# Aim:
Write each line out exactly, leaving none out.

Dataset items
·····

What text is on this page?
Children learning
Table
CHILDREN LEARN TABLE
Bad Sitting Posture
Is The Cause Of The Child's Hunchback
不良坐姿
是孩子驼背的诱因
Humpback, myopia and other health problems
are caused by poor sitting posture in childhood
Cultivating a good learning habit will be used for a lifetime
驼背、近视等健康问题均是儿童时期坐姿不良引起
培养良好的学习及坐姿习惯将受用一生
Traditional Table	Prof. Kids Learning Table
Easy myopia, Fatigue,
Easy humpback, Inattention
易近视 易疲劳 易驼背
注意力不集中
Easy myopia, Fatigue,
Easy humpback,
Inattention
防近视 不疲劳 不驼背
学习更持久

·····

# Exercise answer:
What text is on this page?
Children learning
Table
CHILDREN LEARN TABLE
Bad Sitting Posture
Is The Cause Of The Child's Hunchback
不良坐姿
是孩子驼背的诱因
Humpback, myopia and other health problems
are caused by poor sitting posture in childhood
Cultivating a good learning habit will be used for a lifetime
驼背、近视等健康问题均是儿童时期坐姿不良引起
培养良好的学习及坐姿习惯将受用一生
Traditional Table	Prof. Kids Learning Table
Easy myopia, Fatigue,
Easy humpback, Inattention
易近视 易疲劳 易驼背
注意力不集中
Easy myopia, Fatigue,
Easy humpback,
Inattention
防近视 不疲劳 不驼背
学习更持久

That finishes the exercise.